** Start Provided entries **

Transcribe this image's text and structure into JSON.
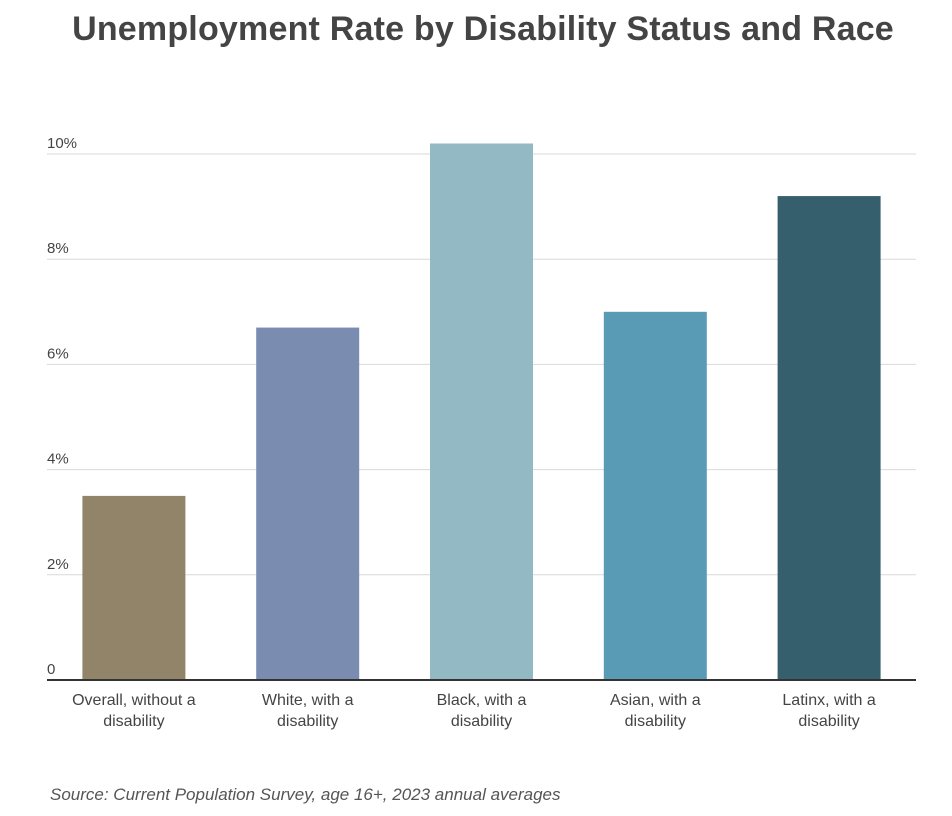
{
  "chart_data": {
    "type": "bar",
    "title": "Unemployment Rate by Disability Status and Race",
    "categories": [
      [
        "Overall, without a",
        "disability"
      ],
      [
        "White, with a",
        "disability"
      ],
      [
        "Black, with a",
        "disability"
      ],
      [
        "Asian, with a",
        "disability"
      ],
      [
        "Latinx, with a",
        "disability"
      ]
    ],
    "values": [
      3.5,
      6.7,
      10.2,
      7.0,
      9.2
    ],
    "colors": [
      "#928469",
      "#7a8db0",
      "#93bac4",
      "#599bb5",
      "#355f6d"
    ],
    "unit": "%",
    "ylim": [
      0,
      10
    ],
    "yticks": [
      0,
      2,
      4,
      6,
      8,
      10
    ],
    "ytick_labels": [
      "0",
      "2%",
      "4%",
      "6%",
      "8%",
      "10%"
    ],
    "grid": true,
    "xlabel": "",
    "ylabel": ""
  },
  "footer": {
    "source": "Source: Current Population Survey, age 16+, 2023 annual averages"
  }
}
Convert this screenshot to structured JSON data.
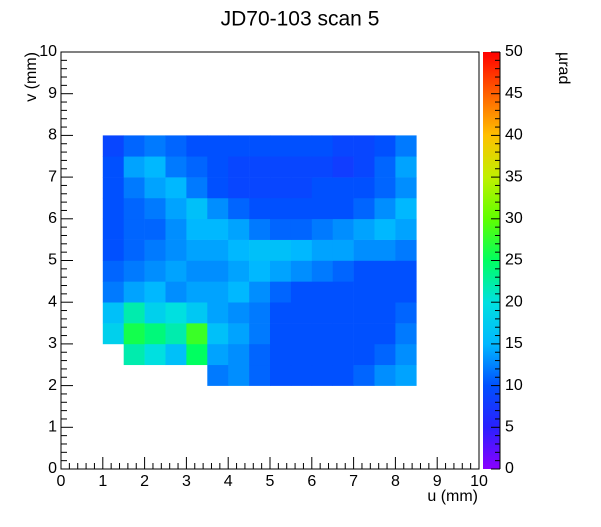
{
  "chart_data": {
    "type": "heatmap",
    "title": "JD70-103 scan 5",
    "x_label": "u (mm)",
    "y_label": "v (mm)",
    "z_label": "µrad",
    "x": [
      1.25,
      1.75,
      2.25,
      2.75,
      3.25,
      3.75,
      4.25,
      4.75,
      5.25,
      5.75,
      6.25,
      6.75,
      7.25,
      7.75,
      8.25,
      8.75
    ],
    "y": [
      2.25,
      2.75,
      3.25,
      3.75,
      4.25,
      4.75,
      5.25,
      5.75,
      6.25,
      6.75,
      7.25,
      7.75
    ],
    "values": [
      [
        null,
        null,
        null,
        null,
        null,
        12,
        13,
        11,
        10,
        10,
        10,
        10,
        11,
        13,
        14,
        null
      ],
      [
        null,
        22,
        20,
        16,
        25,
        14,
        13,
        11,
        10,
        10,
        10,
        10,
        10,
        11,
        13,
        null
      ],
      [
        18,
        26,
        24,
        22,
        28,
        16,
        14,
        12,
        10,
        10,
        10,
        10,
        10,
        10,
        12,
        null
      ],
      [
        16,
        22,
        18,
        20,
        17,
        14,
        13,
        12,
        10,
        10,
        10,
        10,
        10,
        10,
        11,
        null
      ],
      [
        12,
        14,
        15,
        13,
        14,
        14,
        15,
        13,
        11,
        10,
        10,
        10,
        10,
        10,
        10,
        null
      ],
      [
        11,
        12,
        13,
        14,
        13,
        13,
        14,
        15,
        14,
        13,
        12,
        11,
        10,
        10,
        10,
        null
      ],
      [
        10,
        11,
        12,
        13,
        14,
        14,
        15,
        16,
        16,
        15,
        14,
        14,
        13,
        13,
        12,
        null
      ],
      [
        10,
        11,
        11,
        13,
        15,
        15,
        14,
        12,
        11,
        11,
        12,
        13,
        14,
        15,
        14,
        null
      ],
      [
        10,
        11,
        12,
        14,
        16,
        13,
        11,
        10,
        10,
        10,
        10,
        10,
        11,
        13,
        15,
        null
      ],
      [
        10,
        12,
        14,
        15,
        12,
        10,
        9,
        9,
        9,
        9,
        10,
        10,
        10,
        11,
        13,
        null
      ],
      [
        10,
        14,
        15,
        12,
        11,
        10,
        9,
        9,
        9,
        9,
        9,
        8,
        9,
        11,
        14,
        null
      ],
      [
        9,
        11,
        12,
        11,
        10,
        10,
        10,
        10,
        10,
        10,
        10,
        9,
        9,
        10,
        12,
        null
      ]
    ],
    "xlim": [
      0,
      10
    ],
    "ylim": [
      0,
      10
    ],
    "zlim": [
      0,
      50
    ],
    "xticks": [
      0,
      1,
      2,
      3,
      4,
      5,
      6,
      7,
      8,
      9,
      10
    ],
    "yticks": [
      0,
      1,
      2,
      3,
      4,
      5,
      6,
      7,
      8,
      9,
      10
    ],
    "zticks": [
      0,
      5,
      10,
      15,
      20,
      25,
      30,
      35,
      40,
      45,
      50
    ],
    "colorscale": [
      "#8a00ff",
      "#2a20ff",
      "#0050ff",
      "#00b8ff",
      "#00e0e0",
      "#00ff60",
      "#60ff00",
      "#c0f000",
      "#ffc000",
      "#ff6000",
      "#ff0000"
    ]
  }
}
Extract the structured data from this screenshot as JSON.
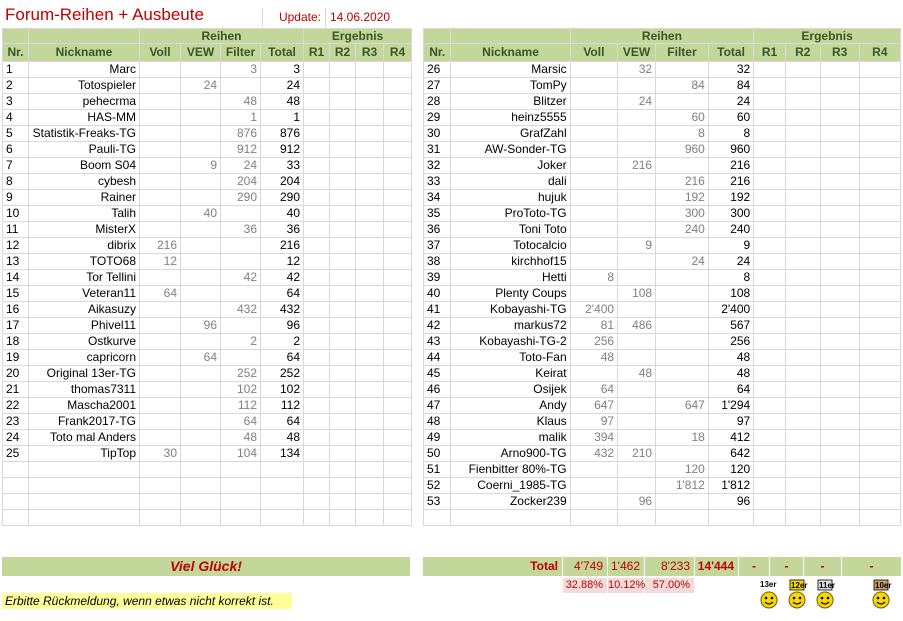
{
  "title": "Forum-Reihen + Ausbeute",
  "update_label": "Update:",
  "update_date": "14.06.2020",
  "headers": {
    "reihen": "Reihen",
    "ergebnis": "Ergebnis",
    "nr": "Nr.",
    "nickname": "Nickname",
    "voll": "Voll",
    "vew": "VEW",
    "filter": "Filter",
    "total": "Total",
    "r1": "R1",
    "r2": "R2",
    "r3": "R3",
    "r4": "R4"
  },
  "left_rows": [
    [
      "1",
      "Marc",
      "",
      "",
      "3",
      "3"
    ],
    [
      "2",
      "Totospieler",
      "",
      "24",
      "",
      "24"
    ],
    [
      "3",
      "pehecrma",
      "",
      "",
      "48",
      "48"
    ],
    [
      "4",
      "HAS-MM",
      "",
      "",
      "1",
      "1"
    ],
    [
      "5",
      "Statistik-Freaks-TG",
      "",
      "",
      "876",
      "876"
    ],
    [
      "6",
      "Pauli-TG",
      "",
      "",
      "912",
      "912"
    ],
    [
      "7",
      "Boom S04",
      "",
      "9",
      "24",
      "33"
    ],
    [
      "8",
      "cybesh",
      "",
      "",
      "204",
      "204"
    ],
    [
      "9",
      "Rainer",
      "",
      "",
      "290",
      "290"
    ],
    [
      "10",
      "Talih",
      "",
      "40",
      "",
      "40"
    ],
    [
      "11",
      "MisterX",
      "",
      "",
      "36",
      "36"
    ],
    [
      "12",
      "dibrix",
      "216",
      "",
      "",
      "216"
    ],
    [
      "13",
      "TOTO68",
      "12",
      "",
      "",
      "12"
    ],
    [
      "14",
      "Tor Tellini",
      "",
      "",
      "42",
      "42"
    ],
    [
      "15",
      "Veteran11",
      "64",
      "",
      "",
      "64"
    ],
    [
      "16",
      "Aikasuzy",
      "",
      "",
      "432",
      "432"
    ],
    [
      "17",
      "Phivel11",
      "",
      "96",
      "",
      "96"
    ],
    [
      "18",
      "Ostkurve",
      "",
      "",
      "2",
      "2"
    ],
    [
      "19",
      "capricorn",
      "",
      "64",
      "",
      "64"
    ],
    [
      "20",
      "Original 13er-TG",
      "",
      "",
      "252",
      "252"
    ],
    [
      "21",
      "thomas7311",
      "",
      "",
      "102",
      "102"
    ],
    [
      "22",
      "Mascha2001",
      "",
      "",
      "112",
      "112"
    ],
    [
      "23",
      "Frank2017-TG",
      "",
      "",
      "64",
      "64"
    ],
    [
      "24",
      "Toto mal Anders",
      "",
      "",
      "48",
      "48"
    ],
    [
      "25",
      "TipTop",
      "30",
      "",
      "104",
      "134"
    ]
  ],
  "right_rows": [
    [
      "26",
      "Marsic",
      "",
      "32",
      "",
      "32"
    ],
    [
      "27",
      "TomPy",
      "",
      "",
      "84",
      "84"
    ],
    [
      "28",
      "Blitzer",
      "",
      "24",
      "",
      "24"
    ],
    [
      "29",
      "heinz5555",
      "",
      "",
      "60",
      "60"
    ],
    [
      "30",
      "GrafZahl",
      "",
      "",
      "8",
      "8"
    ],
    [
      "31",
      "AW-Sonder-TG",
      "",
      "",
      "960",
      "960"
    ],
    [
      "32",
      "Joker",
      "",
      "216",
      "",
      "216"
    ],
    [
      "33",
      "dali",
      "",
      "",
      "216",
      "216"
    ],
    [
      "34",
      "hujuk",
      "",
      "",
      "192",
      "192"
    ],
    [
      "35",
      "ProToto-TG",
      "",
      "",
      "300",
      "300"
    ],
    [
      "36",
      "Toni Toto",
      "",
      "",
      "240",
      "240"
    ],
    [
      "37",
      "Totocalcio",
      "",
      "9",
      "",
      "9"
    ],
    [
      "38",
      "kirchhof15",
      "",
      "",
      "24",
      "24"
    ],
    [
      "39",
      "Hetti",
      "8",
      "",
      "",
      "8"
    ],
    [
      "40",
      "Plenty Coups",
      "",
      "108",
      "",
      "108"
    ],
    [
      "41",
      "Kobayashi-TG",
      "2'400",
      "",
      "",
      "2'400"
    ],
    [
      "42",
      "markus72",
      "81",
      "486",
      "",
      "567"
    ],
    [
      "43",
      "Kobayashi-TG-2",
      "256",
      "",
      "",
      "256"
    ],
    [
      "44",
      "Toto-Fan",
      "48",
      "",
      "",
      "48"
    ],
    [
      "45",
      "Keirat",
      "",
      "48",
      "",
      "48"
    ],
    [
      "46",
      "Osijek",
      "64",
      "",
      "",
      "64"
    ],
    [
      "47",
      "Andy",
      "647",
      "",
      "647",
      "1'294"
    ],
    [
      "48",
      "Klaus",
      "97",
      "",
      "",
      "97"
    ],
    [
      "49",
      "malik",
      "394",
      "",
      "18",
      "412"
    ],
    [
      "50",
      "Arno900-TG",
      "432",
      "210",
      "",
      "642"
    ],
    [
      "51",
      "Fienbitter 80%-TG",
      "",
      "",
      "120",
      "120"
    ],
    [
      "52",
      "Coerni_1985-TG",
      "",
      "",
      "1'812",
      "1'812"
    ],
    [
      "53",
      "Zocker239",
      "",
      "96",
      "",
      "96"
    ]
  ],
  "viel_glueck": "Viel Glück!",
  "totals": {
    "label": "Total",
    "voll": "4'749",
    "vew": "1'462",
    "filter": "8'233",
    "total": "14'444",
    "r1": "-",
    "r2": "-",
    "r3": "-",
    "r4": "-"
  },
  "percentages": {
    "voll": "32.88%",
    "vew": "10.12%",
    "filter": "57.00%"
  },
  "note": "Erbitte Rückmeldung, wenn etwas nicht korrekt ist.",
  "smileys": [
    "13er",
    "12er",
    "11er",
    "10er"
  ],
  "colors": {
    "header_green": "#c4d79b",
    "title_red": "#c00000",
    "note_yellow": "#ffff99",
    "percent_pink": "#f2dcdb"
  }
}
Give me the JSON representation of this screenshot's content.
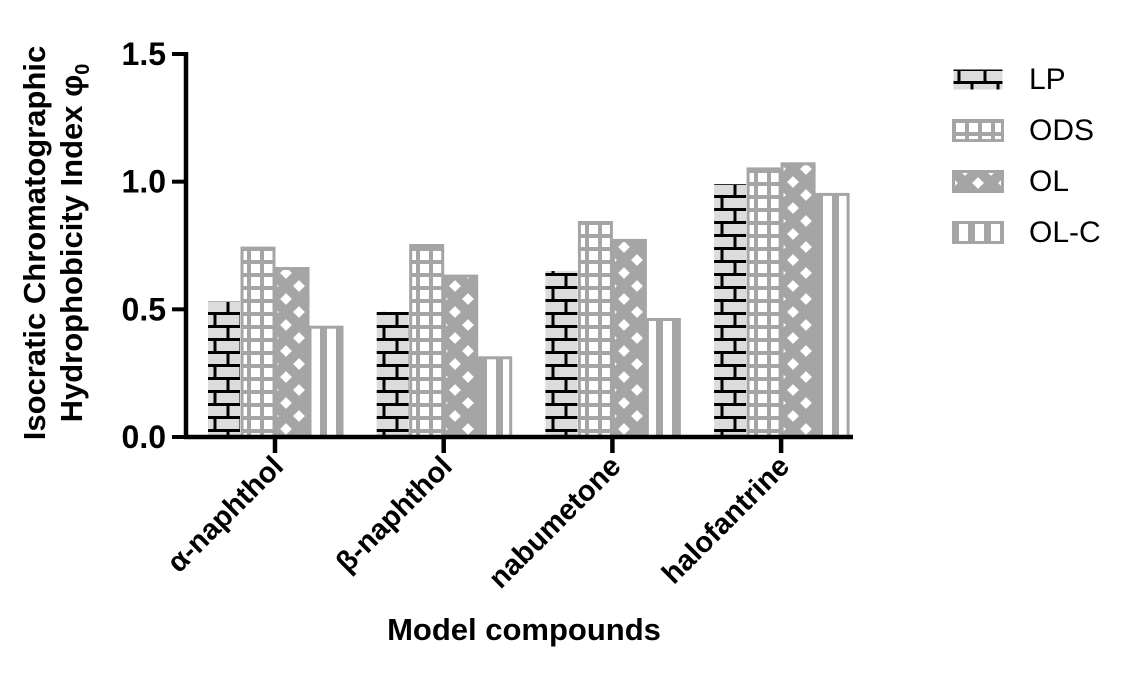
{
  "chart_data": {
    "type": "bar",
    "xlabel": "Model compounds",
    "ylabel_line1": "Isocratic Chromatographic",
    "ylabel_line2": "Hydrophobicity Index φ",
    "ylabel_subscript": "0",
    "categories": [
      "α-naphthol",
      "β-naphthol",
      "nabumetone",
      "halofantrine"
    ],
    "series": [
      {
        "name": "LP",
        "pattern": "brick-black-on-lightgray",
        "values": [
          0.53,
          0.49,
          0.65,
          0.99
        ]
      },
      {
        "name": "ODS",
        "pattern": "grid-gray-on-white",
        "values": [
          0.74,
          0.75,
          0.84,
          1.05
        ]
      },
      {
        "name": "OL",
        "pattern": "diagonal-crosshatch-gray",
        "values": [
          0.66,
          0.63,
          0.77,
          1.07
        ]
      },
      {
        "name": "OL-C",
        "pattern": "vertical-stripes-gray",
        "values": [
          0.43,
          0.31,
          0.46,
          0.95
        ]
      }
    ],
    "ylim": [
      0,
      1.5
    ],
    "yticks": [
      0,
      0.5,
      1.0,
      1.5
    ],
    "ytick_labels": [
      "0.0",
      "0.5",
      "1.0",
      "1.5"
    ],
    "grid": false,
    "legend_position": "right-top",
    "colors": {
      "axis": "#000000",
      "pattern_gray": "#a5a5a5",
      "lp_background": "#dcdcdc",
      "background": "#ffffff"
    }
  }
}
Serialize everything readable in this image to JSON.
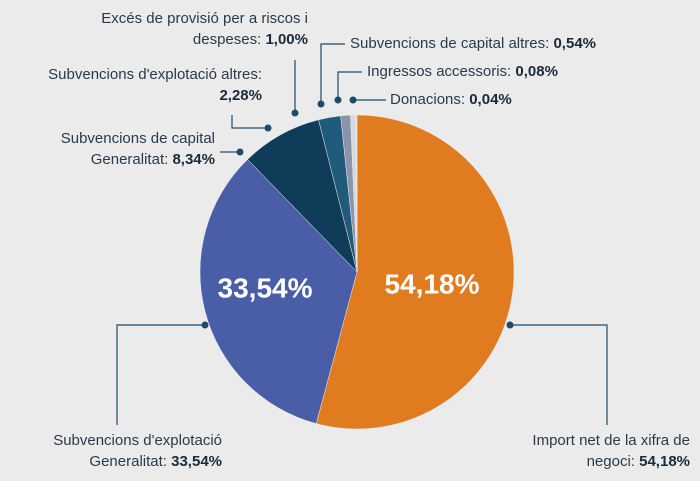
{
  "chart_data": {
    "type": "pie",
    "categories": [
      "Import net de la xifra de negoci:",
      "Subvencions d'explotació Generalitat:",
      "Subvencions de capital Generalitat:",
      "Subvencions d'explotació altres:",
      "Excés de provisió per a riscos i despeses:",
      "Subvencions de capital altres:",
      "Ingressos accessoris:",
      "Donacions:"
    ],
    "values": [
      54.18,
      33.54,
      8.34,
      2.28,
      1.0,
      0.54,
      0.08,
      0.04
    ],
    "value_labels": [
      "54,18%",
      "33,54%",
      "8,34%",
      "2,28%",
      "1,00%",
      "0,54%",
      "0,08%",
      "0,04%"
    ],
    "colors": [
      "#e07b1f",
      "#4a5ea8",
      "#0f3c58",
      "#215b7c",
      "#8c94ab",
      "#d6d9dd",
      "#b9bdc2",
      "#ffffff"
    ]
  }
}
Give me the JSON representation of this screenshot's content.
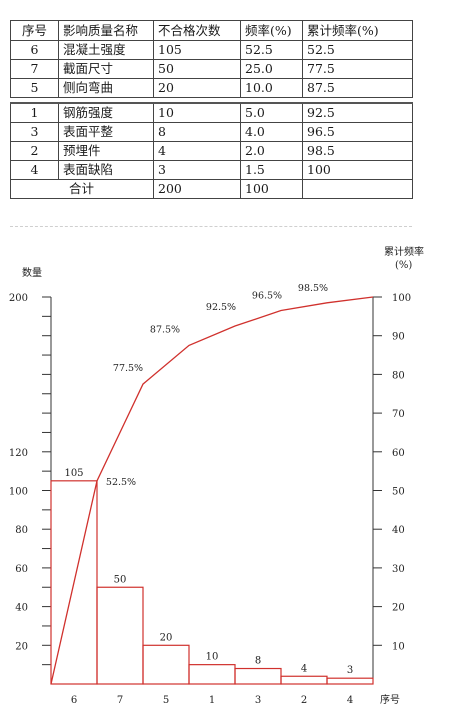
{
  "table": {
    "headers": [
      "序号",
      "影响质量名称",
      "不合格次数",
      "频率(%)",
      "累计频率(%)"
    ],
    "rows_top": [
      [
        "6",
        "混凝土强度",
        "105",
        "52.5",
        "52.5"
      ],
      [
        "7",
        "截面尺寸",
        "50",
        "25.0",
        "77.5"
      ],
      [
        "5",
        "侧向弯曲",
        "20",
        "10.0",
        "87.5"
      ]
    ],
    "rows_bottom": [
      [
        "1",
        "钢筋强度",
        "10",
        "5.0",
        "92.5"
      ],
      [
        "3",
        "表面平整",
        "8",
        "4.0",
        "96.5"
      ],
      [
        "2",
        "预埋件",
        "4",
        "2.0",
        "98.5"
      ],
      [
        "4",
        "表面缺陷",
        "3",
        "1.5",
        "100"
      ]
    ],
    "total": [
      "合计",
      "200",
      "100"
    ]
  },
  "chart_data": {
    "type": "bar",
    "categories": [
      "6",
      "7",
      "5",
      "1",
      "3",
      "2",
      "4"
    ],
    "values": [
      105,
      50,
      20,
      10,
      8,
      4,
      3
    ],
    "value_labels": [
      "105",
      "50",
      "20",
      "10",
      "8",
      "4",
      "3"
    ],
    "cumulative": [
      52.5,
      77.5,
      87.5,
      92.5,
      96.5,
      98.5,
      100
    ],
    "cumulative_labels": [
      "52.5%",
      "77.5%",
      "87.5%",
      "92.5%",
      "96.5%",
      "98.5%",
      "100"
    ],
    "ylabel_left": "数量",
    "ylabel_right": "累计频率",
    "ylabel_right_unit": "(%)",
    "xlabel": "序号",
    "left_ylim": [
      0,
      200
    ],
    "left_tick_labels": [
      "20",
      "40",
      "60",
      "80",
      "100",
      "120",
      "200"
    ],
    "right_ylim": [
      0,
      100
    ],
    "right_tick_labels": [
      "10",
      "20",
      "30",
      "40",
      "50",
      "60",
      "70",
      "80",
      "90",
      "100"
    ],
    "colors": {
      "bars": "#d0312d",
      "line": "#d0312d",
      "axis": "#333333"
    }
  }
}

** End Provided entries **

- **What is required**
How many lines in the listing above contain "filter"? Answer with the number alone.

- **Problem solution**
3